- Exercise details -
Extract the full set of records that follows, word for word.
** start Available data **
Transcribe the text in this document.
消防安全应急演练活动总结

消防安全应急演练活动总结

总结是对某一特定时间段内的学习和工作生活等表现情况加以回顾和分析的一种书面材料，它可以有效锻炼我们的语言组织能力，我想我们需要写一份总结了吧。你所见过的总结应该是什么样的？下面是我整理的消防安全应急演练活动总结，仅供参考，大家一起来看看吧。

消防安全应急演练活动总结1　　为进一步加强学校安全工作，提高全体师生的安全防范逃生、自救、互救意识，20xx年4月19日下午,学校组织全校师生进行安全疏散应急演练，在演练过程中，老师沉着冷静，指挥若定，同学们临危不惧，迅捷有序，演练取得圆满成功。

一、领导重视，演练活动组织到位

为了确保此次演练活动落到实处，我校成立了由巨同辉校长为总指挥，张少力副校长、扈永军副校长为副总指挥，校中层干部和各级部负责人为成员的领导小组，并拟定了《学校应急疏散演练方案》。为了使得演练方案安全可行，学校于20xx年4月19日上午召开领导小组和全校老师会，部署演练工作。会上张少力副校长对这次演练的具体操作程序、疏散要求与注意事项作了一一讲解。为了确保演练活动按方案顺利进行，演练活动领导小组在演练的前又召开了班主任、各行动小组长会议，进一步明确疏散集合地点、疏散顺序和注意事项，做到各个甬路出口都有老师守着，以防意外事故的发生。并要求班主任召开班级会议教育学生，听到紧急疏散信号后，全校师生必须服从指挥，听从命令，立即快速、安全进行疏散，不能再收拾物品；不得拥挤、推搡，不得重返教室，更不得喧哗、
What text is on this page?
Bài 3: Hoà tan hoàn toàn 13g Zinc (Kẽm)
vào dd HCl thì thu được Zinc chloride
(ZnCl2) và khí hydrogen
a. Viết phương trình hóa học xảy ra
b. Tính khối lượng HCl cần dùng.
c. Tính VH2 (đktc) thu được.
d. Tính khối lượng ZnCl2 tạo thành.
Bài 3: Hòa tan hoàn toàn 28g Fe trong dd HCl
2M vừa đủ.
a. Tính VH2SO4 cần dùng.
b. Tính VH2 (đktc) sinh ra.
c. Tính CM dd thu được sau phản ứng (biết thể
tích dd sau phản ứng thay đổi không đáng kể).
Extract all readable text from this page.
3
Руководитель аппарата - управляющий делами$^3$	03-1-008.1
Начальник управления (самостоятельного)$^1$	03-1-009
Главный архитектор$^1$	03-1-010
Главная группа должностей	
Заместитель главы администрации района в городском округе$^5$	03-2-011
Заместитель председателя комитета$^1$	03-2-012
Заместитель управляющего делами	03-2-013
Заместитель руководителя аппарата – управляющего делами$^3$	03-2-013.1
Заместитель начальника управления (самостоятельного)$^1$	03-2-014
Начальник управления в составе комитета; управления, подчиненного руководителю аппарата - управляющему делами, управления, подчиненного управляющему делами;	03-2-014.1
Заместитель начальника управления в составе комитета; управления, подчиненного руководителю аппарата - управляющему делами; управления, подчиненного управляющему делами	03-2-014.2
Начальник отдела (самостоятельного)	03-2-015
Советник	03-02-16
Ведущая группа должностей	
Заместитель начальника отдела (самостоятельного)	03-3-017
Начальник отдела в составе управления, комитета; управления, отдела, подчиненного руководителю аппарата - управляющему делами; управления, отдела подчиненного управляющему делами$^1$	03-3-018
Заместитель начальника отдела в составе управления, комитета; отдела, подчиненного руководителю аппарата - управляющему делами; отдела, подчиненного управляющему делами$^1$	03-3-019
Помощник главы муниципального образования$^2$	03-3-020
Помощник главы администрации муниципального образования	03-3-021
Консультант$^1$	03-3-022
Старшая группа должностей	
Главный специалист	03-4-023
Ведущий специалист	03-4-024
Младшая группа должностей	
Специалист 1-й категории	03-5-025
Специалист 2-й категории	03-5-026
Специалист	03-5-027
** end Available data **
- Reply -
Transcribe the text in this document.
消防安全应急演练活动总结

消防安全应急演练活动总结

总结是对某一特定时间段内的学习和工作生活等表现情况加以回顾和分析的一种书面材料，它可以有效锻炼我们的语言组织能力，我想我们需要写一份总结了吧。你所见过的总结应该是什么样的？下面是我整理的消防安全应急演练活动总结，仅供参考，大家一起来看看吧。

消防安全应急演练活动总结1　　为进一步加强学校安全工作，提高全体师生的安全防范逃生、自救、互救意识，20xx年4月19日下午,学校组织全校师生进行安全疏散应急演练，在演练过程中，老师沉着冷静，指挥若定，同学们临危不惧，迅捷有序，演练取得圆满成功。

一、领导重视，演练活动组织到位

为了确保此次演练活动落到实处，我校成立了由巨同辉校长为总指挥，张少力副校长、扈永军副校长为副总指挥，校中层干部和各级部负责人为成员的领导小组，并拟定了《学校应急疏散演练方案》。为了使得演练方案安全可行，学校于20xx年4月19日上午召开领导小组和全校老师会，部署演练工作。会上张少力副校长对这次演练的具体操作程序、疏散要求与注意事项作了一一讲解。为了确保演练活动按方案顺利进行，演练活动领导小组在演练的前又召开了班主任、各行动小组长会议，进一步明确疏散集合地点、疏散顺序和注意事项，做到各个甬路出口都有老师守着，以防意外事故的发生。并要求班主任召开班级会议教育学生，听到紧急疏散信号后，全校师生必须服从指挥，听从命令，立即快速、安全进行疏散，不能再收拾物品；不得拥挤、推搡，不得重返教室，更不得喧哗、
What text is on this page?
Bài 3: Hoà tan hoàn toàn 13g Zinc (Kẽm)
vào dd HCl thì thu được Zinc chloride
(ZnCl2) và khí hydrogen
a. Viết phương trình hóa học xảy ra
b. Tính khối lượng HCl cần dùng.
c. Tính VH2 (đktc) thu được.
d. Tính khối lượng ZnCl2 tạo thành.
Bài 3: Hòa tan hoàn toàn 28g Fe trong dd HCl
2M vừa đủ.
a. Tính VH2SO4 cần dùng.
b. Tính VH2 (đktc) sinh ra.
c. Tính CM dd thu được sau phản ứng (biết thể
tích dd sau phản ứng thay đổi không đáng kể).
Extract all readable text from this page.
3
Руководитель аппарата - управляющий делами$^3$	03-1-008.1
Начальник управления (самостоятельного)$^1$	03-1-009
Главный архитектор$^1$	03-1-010
Главная группа должностей	
Заместитель главы администрации района в городском округе$^5$	03-2-011
Заместитель председателя комитета$^1$	03-2-012
Заместитель управляющего делами	03-2-013
Заместитель руководителя аппарата – управляющего делами$^3$	03-2-013.1
Заместитель начальника управления (самостоятельного)$^1$	03-2-014
Начальник управления в составе комитета; управления, подчиненного руководителю аппарата - управляющему делами, управления, подчиненного управляющему делами;	03-2-014.1
Заместитель начальника управления в составе комитета; управления, подчиненного руководителю аппарата - управляющему делами; управления, подчиненного управляющему делами	03-2-014.2
Начальник отдела (самостоятельного)	03-2-015
Советник	03-02-16
Ведущая группа должностей	
Заместитель начальника отдела (самостоятельного)	03-3-017
Начальник отдела в составе управления, комитета; управления, отдела, подчиненного руководителю аппарата - управляющему делами; управления, отдела подчиненного управляющему делами$^1$	03-3-018
Заместитель начальника отдела в составе управления, комитета; отдела, подчиненного руководителю аппарата - управляющему делами; отдела, подчиненного управляющему делами$^1$	03-3-019
Помощник главы муниципального образования$^2$	03-3-020
Помощник главы администрации муниципального образования	03-3-021
Консультант$^1$	03-3-022
Старшая группа должностей	
Главный специалист	03-4-023
Ведущий специалист	03-4-024
Младшая группа должностей	
Специалист 1-й категории	03-5-025
Специалист 2-й категории	03-5-026
Специалист	03-5-027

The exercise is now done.